Identify the lines that contain the word "this" and copy each one.
################
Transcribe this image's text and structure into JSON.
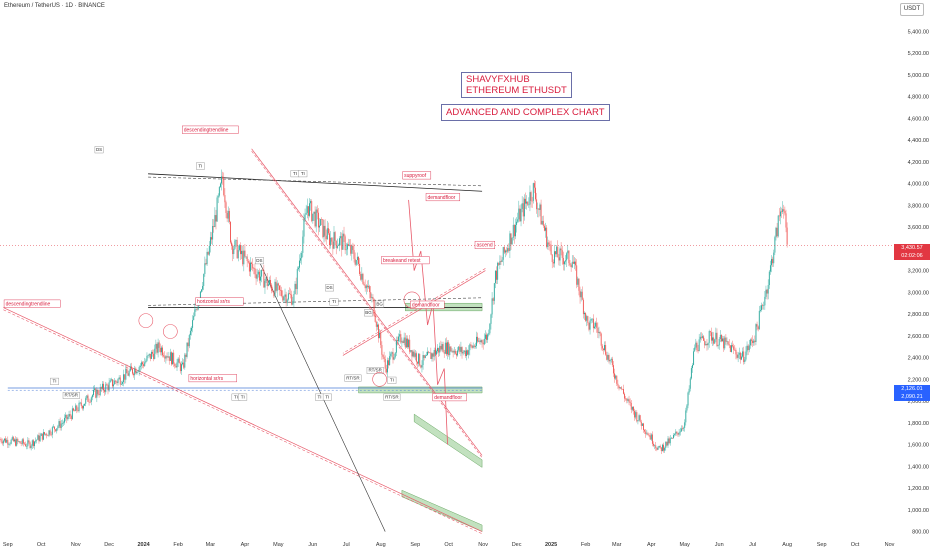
{
  "header": {
    "symbol": "Ethereum / TetherUS · 1D · BINANCE",
    "quote_currency": "USDT"
  },
  "annotations": {
    "title_line1": "SHAVYFXHUB",
    "title_line2": "ETHEREUM ETHUSDT",
    "subtitle": "ADVANCED AND COMPLEX CHART",
    "labels": [
      {
        "text": "descendingtrendline",
        "month": 5.2,
        "price": 4480
      },
      {
        "text": "descendingtrendline",
        "month": -0.05,
        "price": 2880
      },
      {
        "text": "horizontal sr/rs",
        "month": 5.6,
        "price": 2900
      },
      {
        "text": "horizontal sr/rs",
        "month": 5.4,
        "price": 2195
      },
      {
        "text": "suppyroof",
        "month": 11.7,
        "price": 4060
      },
      {
        "text": "demandfloor",
        "month": 12.4,
        "price": 3860
      },
      {
        "text": "breakeand retest",
        "month": 11.1,
        "price": 3280
      },
      {
        "text": "demandfloor",
        "month": 11.95,
        "price": 2870
      },
      {
        "text": "demandfloor",
        "month": 12.6,
        "price": 2020
      },
      {
        "text": "ascend",
        "month": 13.85,
        "price": 3420
      }
    ],
    "points": [
      {
        "text": "TI",
        "month": 5.7,
        "price": 4150
      },
      {
        "text": "DS",
        "month": 2.7,
        "price": 4300
      },
      {
        "text": "TI",
        "month": 8.5,
        "price": 4080
      },
      {
        "text": "TI",
        "month": 8.72,
        "price": 4080
      },
      {
        "text": "DS",
        "month": 7.45,
        "price": 3280
      },
      {
        "text": "DS",
        "month": 9.5,
        "price": 3030
      },
      {
        "text": "TI",
        "month": 9.65,
        "price": 2900
      },
      {
        "text": "TI",
        "month": 6.75,
        "price": 2025
      },
      {
        "text": "TI",
        "month": 6.95,
        "price": 2025
      },
      {
        "text": "TI",
        "month": 9.2,
        "price": 2025
      },
      {
        "text": "TI",
        "month": 9.45,
        "price": 2025
      },
      {
        "text": "RT/SR",
        "month": 10.2,
        "price": 2200
      },
      {
        "text": "RT/SR",
        "month": 10.85,
        "price": 2270
      },
      {
        "text": "RT/SR",
        "month": 11.35,
        "price": 2025
      },
      {
        "text": "TI",
        "month": 1.4,
        "price": 2170
      },
      {
        "text": "TI",
        "month": 11.35,
        "price": 2180
      },
      {
        "text": "BG",
        "month": 10.65,
        "price": 2800
      },
      {
        "text": "BG",
        "month": 11.0,
        "price": 2880
      },
      {
        "text": "RT/SR",
        "month": 1.9,
        "price": 2040
      }
    ]
  },
  "chart_data": {
    "type": "line",
    "title": "",
    "xlabel": "",
    "ylabel": "",
    "x_ticks": [
      "Sep",
      "Oct",
      "Nov",
      "Dec",
      "2024",
      "Feb",
      "Mar",
      "Apr",
      "May",
      "Jun",
      "Jul",
      "Aug",
      "Sep",
      "Oct",
      "Nov",
      "Dec",
      "2025",
      "Feb",
      "Mar",
      "Apr",
      "May",
      "Jun",
      "Jul",
      "Aug",
      "Sep",
      "Oct",
      "Nov"
    ],
    "y_ticks": [
      "800.00",
      "1,000.00",
      "1,200.00",
      "1,400.00",
      "1,600.00",
      "1,800.00",
      "2,000.00",
      "2,200.00",
      "2,400.00",
      "2,600.00",
      "2,800.00",
      "3,000.00",
      "3,200.00",
      "3,400.00",
      "3,600.00",
      "3,800.00",
      "4,000.00",
      "4,200.00",
      "4,400.00",
      "4,600.00",
      "4,800.00",
      "5,000.00",
      "5,200.00",
      "5,400.00"
    ],
    "ylim": [
      750,
      5560
    ],
    "xlim": [
      "2023-08-25",
      "2025-11-05"
    ],
    "series": [
      {
        "x": [
          "2023-08-25",
          "2023-09-20",
          "2023-10-20",
          "2023-11-15",
          "2023-12-10",
          "2024-01-01",
          "2024-01-15",
          "2024-02-05",
          "2024-02-28",
          "2024-03-12",
          "2024-03-20",
          "2024-04-05",
          "2024-04-20",
          "2024-05-01",
          "2024-05-15",
          "2024-05-27",
          "2024-06-15",
          "2024-06-30",
          "2024-07-10",
          "2024-07-25",
          "2024-08-05",
          "2024-08-20",
          "2024-09-06",
          "2024-09-25",
          "2024-10-15",
          "2024-11-05",
          "2024-11-12",
          "2024-12-01",
          "2024-12-16",
          "2025-01-01",
          "2025-01-20",
          "2025-02-03",
          "2025-02-10",
          "2025-03-01",
          "2025-03-10",
          "2025-04-08",
          "2025-04-20",
          "2025-05-01",
          "2025-05-10",
          "2025-05-25",
          "2025-06-10",
          "2025-06-22",
          "2025-07-03",
          "2025-07-15",
          "2025-07-25",
          "2025-07-28",
          "2025-08-01"
        ],
        "values": [
          1650,
          1600,
          1800,
          2050,
          2200,
          2350,
          2500,
          2300,
          3350,
          4050,
          3450,
          3250,
          3100,
          3000,
          2950,
          3800,
          3500,
          3450,
          3300,
          2900,
          2300,
          2600,
          2350,
          2500,
          2450,
          2600,
          3150,
          3650,
          3950,
          3350,
          3300,
          2700,
          2700,
          2200,
          2000,
          1550,
          1650,
          1800,
          2500,
          2600,
          2500,
          2400,
          2600,
          3100,
          3700,
          3850,
          3430
        ]
      }
    ],
    "current_price": {
      "value": "3,430.57",
      "countdown": "02:02:06",
      "color": "#e23742"
    },
    "price_tag_2": {
      "value": "2,126.01",
      "color": "#2962ff"
    },
    "price_tag_3": {
      "value": "2,090.21",
      "color": "#2962ff"
    },
    "colors": {
      "up": "#26a69a",
      "down": "#ef5350",
      "annotation": "#d81b3c",
      "zone": "#8fc98a",
      "hline": "#4a7bd6"
    }
  }
}
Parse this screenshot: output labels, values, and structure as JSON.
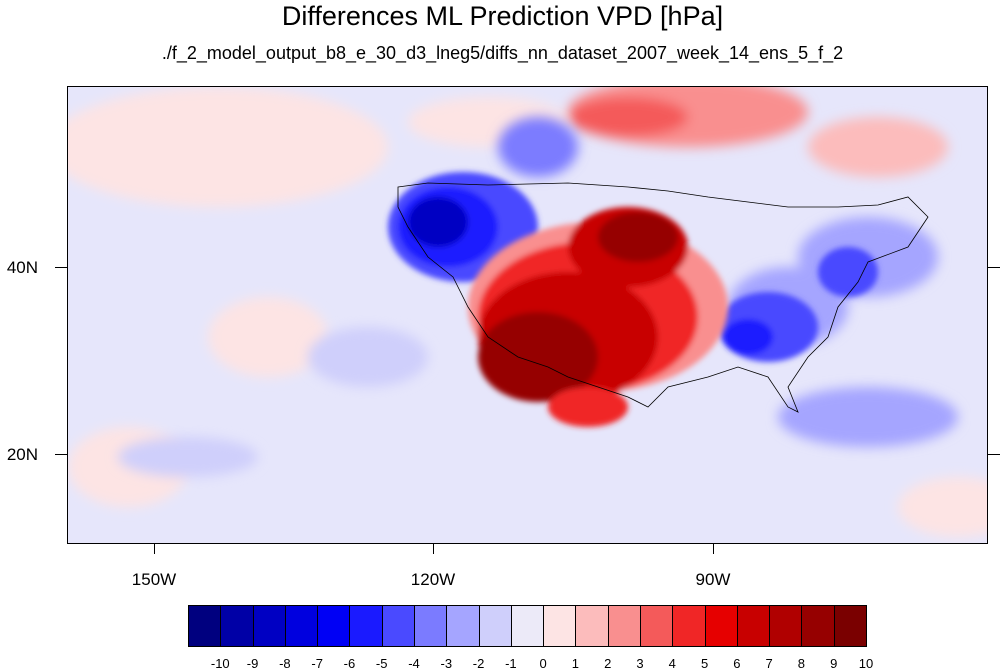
{
  "title": "Differences ML Prediction VPD [hPa]",
  "subtitle": "./f_2_model_output_b8_e_30_d3_lneg5/diffs_nn_dataset_2007_week_14_ens_5_f_2",
  "axes": {
    "lat_labels": [
      "40N",
      "20N"
    ],
    "lon_labels": [
      "150W",
      "120W",
      "90W"
    ]
  },
  "colorbar": {
    "labels": [
      "-10",
      "-9",
      "-8",
      "-7",
      "-6",
      "-5",
      "-4",
      "-3",
      "-2",
      "-1",
      "0",
      "1",
      "2",
      "3",
      "4",
      "5",
      "6",
      "7",
      "8",
      "9",
      "10"
    ],
    "colors": [
      "#00007f",
      "#0000a6",
      "#0000c3",
      "#0000df",
      "#0000f5",
      "#1a1aff",
      "#4a4aff",
      "#7b7bff",
      "#a5a5ff",
      "#cfcffb",
      "#eceaf8",
      "#fde4e4",
      "#fcbcbc",
      "#f98f8f",
      "#f45a5a",
      "#f02626",
      "#e60000",
      "#c80000",
      "#b00000",
      "#960000",
      "#7a0000"
    ]
  },
  "colors": {
    "background_field": "#e6e6fb",
    "land_outline": "#000000"
  }
}
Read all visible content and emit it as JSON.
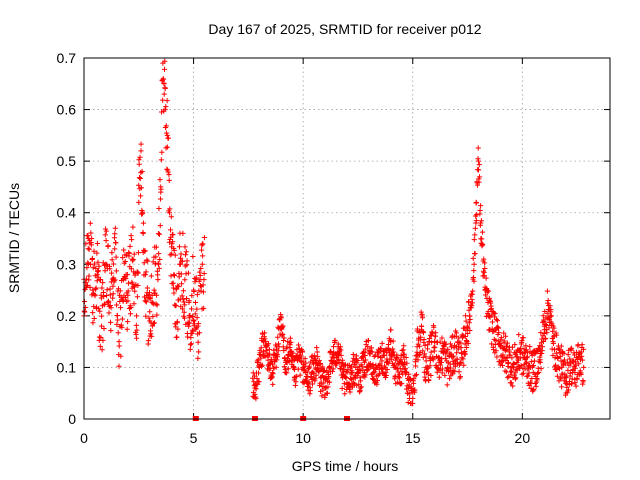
{
  "chart_data": {
    "type": "scatter",
    "title": "Day 167 of 2025, SRMTID for receiver p012",
    "xlabel": "GPS time / hours",
    "ylabel": "SRMTID / TECUs",
    "xlim": [
      0,
      24
    ],
    "ylim": [
      0,
      0.7
    ],
    "xticks": [
      0,
      5,
      10,
      15,
      20
    ],
    "xtick_labels": [
      "0",
      "5",
      "10",
      "15",
      "20"
    ],
    "yticks": [
      0,
      0.1,
      0.2,
      0.3,
      0.4,
      0.5,
      0.6,
      0.7
    ],
    "ytick_labels": [
      "0",
      "0.1",
      "0.2",
      "0.3",
      "0.4",
      "0.5",
      "0.6",
      "0.7"
    ],
    "grid": true,
    "marker": "+",
    "color": "#ff0000",
    "segments": [
      {
        "t_start": 0.0,
        "t_end": 5.5,
        "base": 0.25,
        "spread": 0.1
      },
      {
        "t_start": 7.7,
        "t_end": 15.0,
        "base": 0.1,
        "spread": 0.04
      },
      {
        "t_start": 15.0,
        "t_end": 23.0,
        "base": 0.12,
        "spread": 0.05
      }
    ],
    "series": [
      {
        "name": "SRMTID p012",
        "x": [
          0.0,
          0.2,
          0.4,
          0.6,
          0.8,
          1.0,
          1.2,
          1.4,
          1.6,
          1.8,
          2.0,
          2.2,
          2.4,
          2.5,
          2.6,
          2.7,
          2.8,
          3.0,
          3.2,
          3.4,
          3.5,
          3.6,
          3.65,
          3.7,
          3.8,
          3.9,
          4.0,
          4.1,
          4.2,
          4.4,
          4.6,
          4.8,
          5.0,
          5.2,
          5.4,
          7.8,
          8.0,
          8.2,
          8.4,
          8.6,
          8.8,
          9.0,
          9.2,
          9.4,
          9.6,
          9.8,
          10.0,
          10.2,
          10.4,
          10.6,
          10.8,
          11.0,
          11.2,
          11.4,
          11.6,
          11.8,
          12.0,
          12.2,
          12.4,
          12.6,
          12.8,
          13.0,
          13.2,
          13.4,
          13.6,
          13.8,
          14.0,
          14.2,
          14.4,
          14.6,
          14.8,
          15.0,
          15.2,
          15.4,
          15.6,
          15.8,
          16.0,
          16.2,
          16.4,
          16.6,
          16.8,
          17.0,
          17.2,
          17.4,
          17.6,
          17.8,
          17.9,
          18.0,
          18.1,
          18.3,
          18.5,
          18.7,
          19.0,
          19.3,
          19.6,
          19.9,
          20.2,
          20.5,
          20.8,
          21.0,
          21.2,
          21.4,
          21.6,
          21.8,
          22.0,
          22.2,
          22.4,
          22.6,
          22.8
        ],
        "y": [
          0.2,
          0.35,
          0.25,
          0.28,
          0.18,
          0.3,
          0.22,
          0.33,
          0.15,
          0.27,
          0.24,
          0.31,
          0.2,
          0.42,
          0.52,
          0.36,
          0.28,
          0.19,
          0.25,
          0.3,
          0.45,
          0.69,
          0.65,
          0.6,
          0.55,
          0.4,
          0.32,
          0.28,
          0.22,
          0.3,
          0.27,
          0.2,
          0.25,
          0.18,
          0.3,
          0.06,
          0.1,
          0.15,
          0.12,
          0.09,
          0.14,
          0.18,
          0.11,
          0.13,
          0.08,
          0.12,
          0.1,
          0.07,
          0.09,
          0.11,
          0.08,
          0.06,
          0.1,
          0.12,
          0.14,
          0.08,
          0.07,
          0.09,
          0.1,
          0.08,
          0.11,
          0.13,
          0.09,
          0.1,
          0.12,
          0.11,
          0.15,
          0.1,
          0.08,
          0.12,
          0.06,
          0.04,
          0.14,
          0.18,
          0.1,
          0.12,
          0.15,
          0.11,
          0.13,
          0.1,
          0.12,
          0.14,
          0.11,
          0.16,
          0.2,
          0.3,
          0.42,
          0.5,
          0.38,
          0.25,
          0.2,
          0.17,
          0.14,
          0.12,
          0.1,
          0.13,
          0.11,
          0.09,
          0.12,
          0.18,
          0.22,
          0.15,
          0.12,
          0.1,
          0.08,
          0.11,
          0.09,
          0.12,
          0.1
        ]
      }
    ],
    "zero_markers_x": [
      5.1,
      7.8,
      10.0,
      12.0
    ]
  }
}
################
- **Written answer**:
Transcribe this image's text and structure into JSON.
Parse this screenshot: output labels, values, and structure as JSON.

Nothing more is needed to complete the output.